PROBLEM STATEMENT:
Copy the stretch of the listing below from the line containing "y-tick-label: 10⁻⁴⁴: [146, 6, 262, 63]" through the line containing "y-tick-label: 10⁻⁴⁶: [146, 189, 262, 246]", reproducing each line exactly and including both ends.

DATA EXTRACT:
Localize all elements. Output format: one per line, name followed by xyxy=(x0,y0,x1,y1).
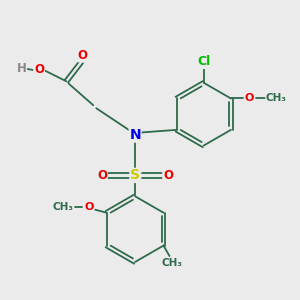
Text: O: O xyxy=(163,169,173,182)
Text: O: O xyxy=(97,169,107,182)
Text: H: H xyxy=(17,62,26,75)
Text: S: S xyxy=(130,168,140,182)
Text: O: O xyxy=(84,202,93,212)
Text: CH₃: CH₃ xyxy=(266,94,287,103)
Text: N: N xyxy=(129,128,141,142)
Text: O: O xyxy=(34,64,44,76)
Text: O: O xyxy=(78,49,88,62)
Text: CH₃: CH₃ xyxy=(161,258,182,268)
Text: Cl: Cl xyxy=(197,56,210,68)
Text: CH₃: CH₃ xyxy=(53,202,74,212)
Text: O: O xyxy=(245,94,254,103)
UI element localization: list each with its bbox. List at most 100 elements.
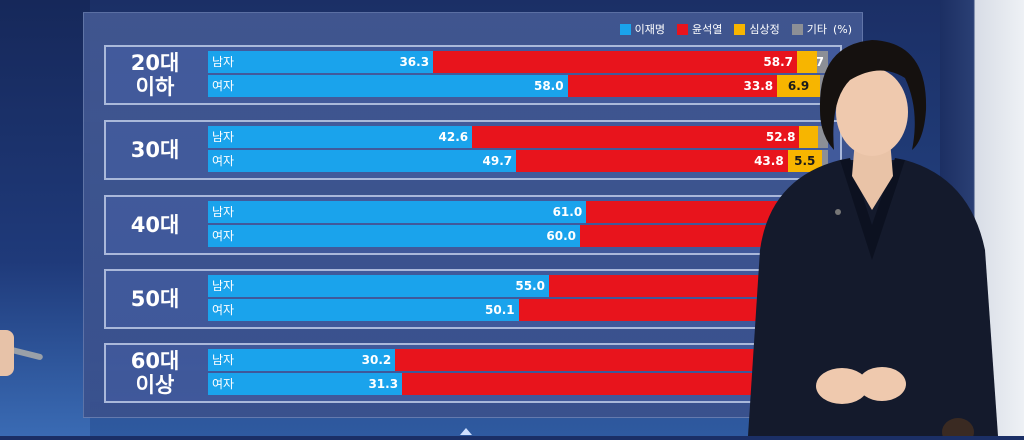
data-label: 58.7 bbox=[763, 55, 793, 69]
bar-segment-yoon bbox=[549, 275, 815, 297]
legend-swatch-sim bbox=[734, 23, 746, 35]
data-label: 33.8 bbox=[743, 79, 774, 93]
data-label: 6.9 bbox=[787, 79, 810, 93]
bar-row: 50.1 여자 bbox=[208, 299, 828, 321]
gender-label: 여자 bbox=[212, 229, 235, 243]
legend-item-lee: 이재명 bbox=[619, 21, 665, 37]
age-group-label: 40대 bbox=[106, 197, 204, 253]
bar-segment-sim bbox=[797, 51, 818, 73]
legend-swatch-other bbox=[791, 23, 803, 35]
data-label: 30.2 bbox=[361, 353, 392, 367]
age-label-line1: 60대 bbox=[130, 349, 180, 373]
bar-segment-sim bbox=[799, 126, 819, 148]
bar-row: 55.0 남자 bbox=[208, 275, 828, 297]
gender-label: 남자 bbox=[212, 55, 235, 69]
data-label: 52.8 bbox=[765, 130, 796, 144]
bar-segment-other bbox=[823, 299, 828, 321]
bar-segment-lee: 42.6 bbox=[208, 126, 473, 148]
bar-row: 60.0 여자 bbox=[208, 225, 828, 247]
bar-segment-other bbox=[821, 225, 828, 247]
age-label-line1: 40대 bbox=[130, 213, 180, 237]
bar-segment-other bbox=[818, 349, 828, 371]
bar-row: 61.0 남자 bbox=[208, 201, 828, 223]
age-label-line2: 이상 bbox=[135, 373, 175, 397]
bar-segment-lee: 58.0 bbox=[208, 75, 568, 97]
bar-segment-other bbox=[821, 150, 828, 172]
bar-segment-other bbox=[819, 373, 828, 395]
age-group-label: 30대 bbox=[106, 122, 204, 178]
bar-segment-other bbox=[821, 275, 828, 297]
age-label-line1: 20대 bbox=[130, 51, 180, 75]
legend-label-other: 기타 bbox=[806, 23, 827, 36]
data-label: 49.7 bbox=[482, 154, 513, 168]
data-label: 58.0 bbox=[533, 79, 564, 93]
bar-segment-yoon bbox=[586, 201, 810, 223]
age-group-label: 20대 이하 bbox=[106, 47, 204, 103]
data-label: 61.0 bbox=[552, 205, 583, 219]
bar-segment-sim bbox=[814, 299, 824, 321]
bar-segment-lee: 30.2 bbox=[208, 349, 396, 371]
bar-segment-yoon: 43.8 bbox=[516, 150, 788, 172]
bar-segment-sim: 6.9 bbox=[777, 75, 820, 97]
studio-background-left bbox=[0, 0, 90, 436]
bar-row: 49.7 43.8 5.5 여자 bbox=[208, 150, 828, 172]
legend-swatch-yoon bbox=[676, 23, 688, 35]
legend-unit: (%) bbox=[832, 22, 852, 36]
bar-segment-other bbox=[819, 75, 828, 97]
floor-marker bbox=[460, 428, 472, 435]
bar-row: 30.2 남자 bbox=[208, 349, 828, 371]
bar-segment-yoon: 58.7 bbox=[433, 51, 797, 73]
gender-label: 남자 bbox=[212, 205, 235, 219]
bar-segment-lee: 55.0 bbox=[208, 275, 549, 297]
age-label-line1: 50대 bbox=[130, 287, 180, 311]
legend-item-other: 기타 bbox=[791, 21, 827, 37]
bar-segment-other bbox=[821, 201, 828, 223]
age-label-line1: 30대 bbox=[130, 138, 180, 162]
bar-segment-other: 1.7 bbox=[817, 51, 828, 73]
bar-segment-sim bbox=[809, 201, 822, 223]
age-group-1: 30대 42.6 52.8 남자 49.7 43.8 5.5 여자 bbox=[104, 120, 842, 180]
legend-label-yoon: 윤석열 bbox=[691, 23, 723, 36]
bar-row: 58.0 33.8 6.9 여자 bbox=[208, 75, 828, 97]
bar-segment-yoon: 33.8 bbox=[567, 75, 778, 97]
legend-item-sim: 심상정 bbox=[734, 21, 780, 37]
data-label: 1.7 bbox=[817, 55, 824, 69]
data-label: 60.0 bbox=[546, 229, 576, 243]
bar-segment-sim bbox=[814, 275, 822, 297]
age-group-label: 50대 bbox=[106, 271, 204, 327]
data-label: 50.1 bbox=[485, 303, 515, 317]
bar-segment-lee: 60.0 bbox=[208, 225, 580, 247]
gender-label: 여자 bbox=[212, 377, 235, 391]
gender-label: 남자 bbox=[212, 130, 235, 144]
data-label: 31.3 bbox=[368, 377, 399, 391]
data-label: 42.6 bbox=[438, 130, 469, 144]
data-label: 5.5 bbox=[794, 154, 816, 168]
bar-segment-yoon bbox=[518, 299, 815, 321]
age-group-label: 60대 이상 bbox=[106, 345, 204, 401]
gender-label: 여자 bbox=[212, 303, 235, 317]
bar-segment-yoon bbox=[580, 225, 810, 247]
bar-segment-sim bbox=[810, 373, 820, 395]
gender-label: 남자 bbox=[212, 353, 235, 367]
gender-label: 여자 bbox=[212, 154, 235, 168]
bar-row: 31.3 여자 bbox=[208, 373, 828, 395]
legend-label-lee: 이재명 bbox=[634, 23, 665, 36]
age-group-3: 50대 55.0 남자 50.1 여자 bbox=[104, 269, 842, 329]
chart-legend: 이재명 윤석열 심상정 기타 (%) bbox=[619, 20, 852, 38]
bar-segment-lee: 36.3 bbox=[208, 51, 434, 73]
bar-segment-sim bbox=[807, 349, 819, 371]
bar-segment-lee: 61.0 bbox=[208, 201, 587, 223]
bar-segment-yoon bbox=[395, 349, 808, 371]
age-label-line2: 이하 bbox=[135, 75, 175, 99]
bar-segment-lee: 50.1 bbox=[208, 299, 519, 321]
data-label: 55.0 bbox=[515, 279, 545, 293]
legend-item-yoon: 윤석열 bbox=[676, 21, 723, 37]
age-group-4: 60대 이상 30.2 남자 31.3 여자 bbox=[104, 343, 842, 403]
legend-swatch-lee bbox=[619, 23, 631, 35]
legend-label-sim: 심상정 bbox=[749, 23, 780, 36]
data-label: 43.8 bbox=[754, 154, 784, 168]
studio-background-right bbox=[940, 0, 1024, 436]
bar-segment-lee: 49.7 bbox=[208, 150, 517, 172]
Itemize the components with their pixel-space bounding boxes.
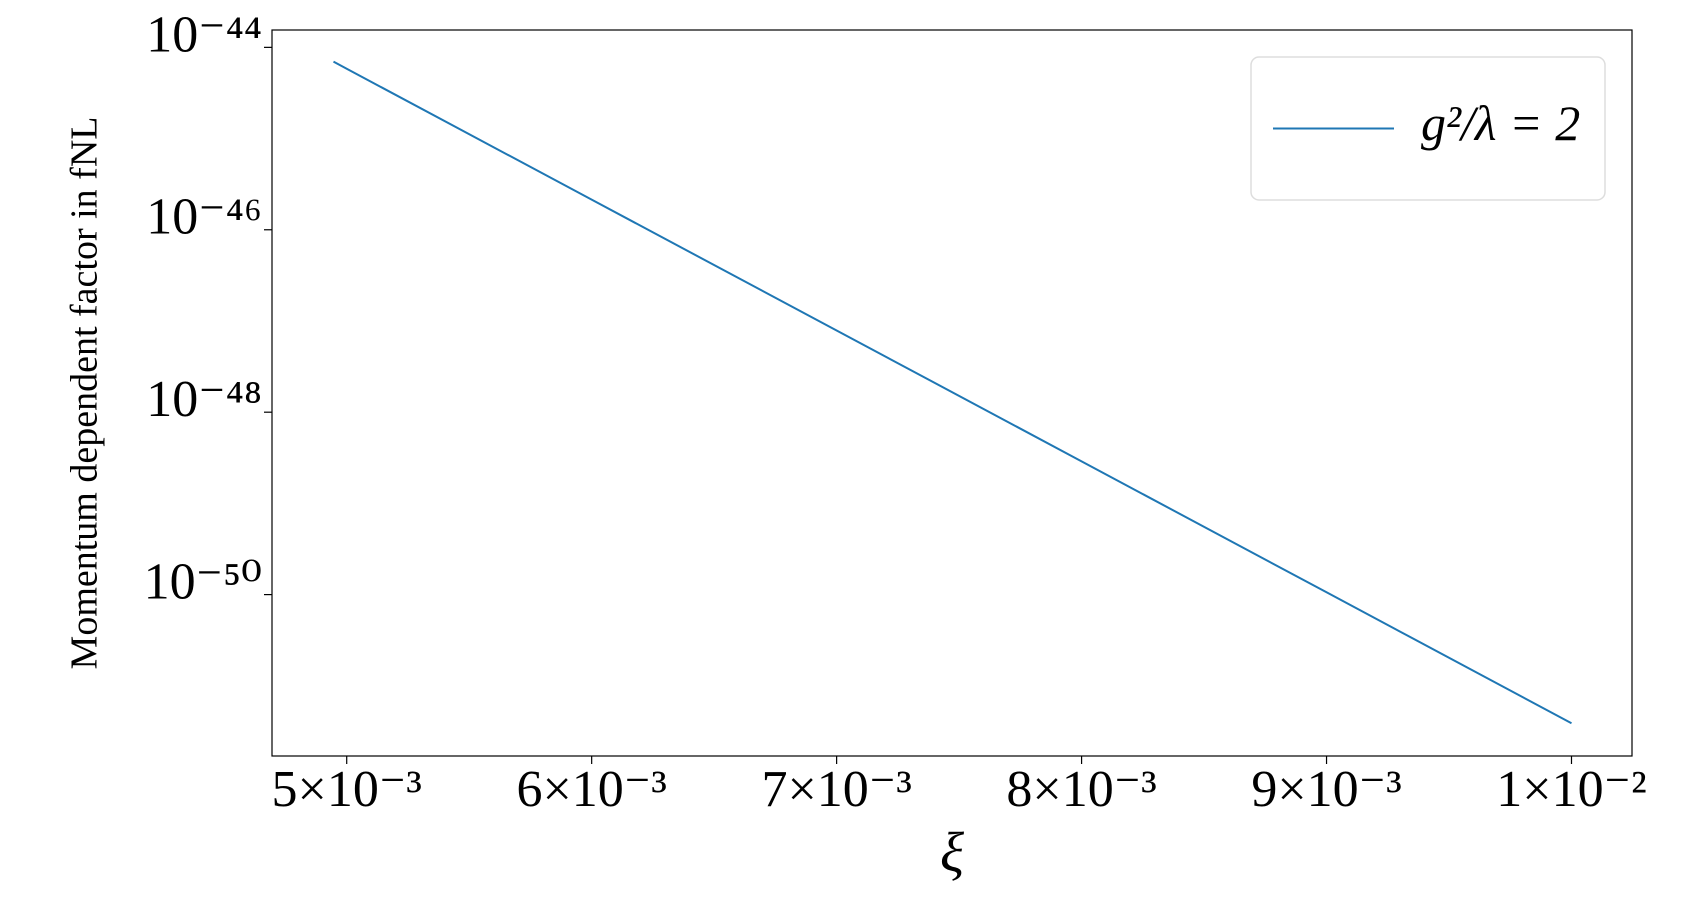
y-tick-label: 10⁻⁴⁴: [146, 6, 262, 63]
x-tick-label: 7×10⁻³: [761, 761, 911, 818]
x-tick-label: 8×10⁻³: [1006, 761, 1156, 818]
y-tick-label: 10⁻⁴⁸: [146, 371, 262, 428]
x-tick-label: 1×10⁻²: [1496, 761, 1646, 818]
legend-label: g²/λ = 2: [1421, 95, 1580, 151]
x-tick-label: 6×10⁻³: [516, 761, 666, 818]
y-tick-label: 10⁻⁴⁶: [146, 189, 262, 246]
x-tick-label: 5×10⁻³: [272, 761, 422, 818]
x-tick-label: 9×10⁻³: [1251, 761, 1401, 818]
y-tick-label: 10⁻⁵⁰: [144, 554, 262, 611]
plot-area: [271, 29, 1633, 757]
y-axis-label: Momentum dependent factor in fNL: [64, 117, 106, 670]
line-series: [333, 60, 1572, 725]
legend-box: [1250, 56, 1606, 201]
x-axis-label: ξ: [940, 822, 964, 884]
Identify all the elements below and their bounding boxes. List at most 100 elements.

THE SOLUTION:
y-tick-label: 10⁻⁴⁴: [146, 6, 262, 63]
x-tick-label: 7×10⁻³: [761, 761, 911, 818]
x-tick-label: 8×10⁻³: [1006, 761, 1156, 818]
y-tick-label: 10⁻⁴⁸: [146, 371, 262, 428]
x-tick-label: 1×10⁻²: [1496, 761, 1646, 818]
legend-label: g²/λ = 2: [1421, 95, 1580, 151]
x-tick-label: 6×10⁻³: [516, 761, 666, 818]
y-tick-label: 10⁻⁴⁶: [146, 189, 262, 246]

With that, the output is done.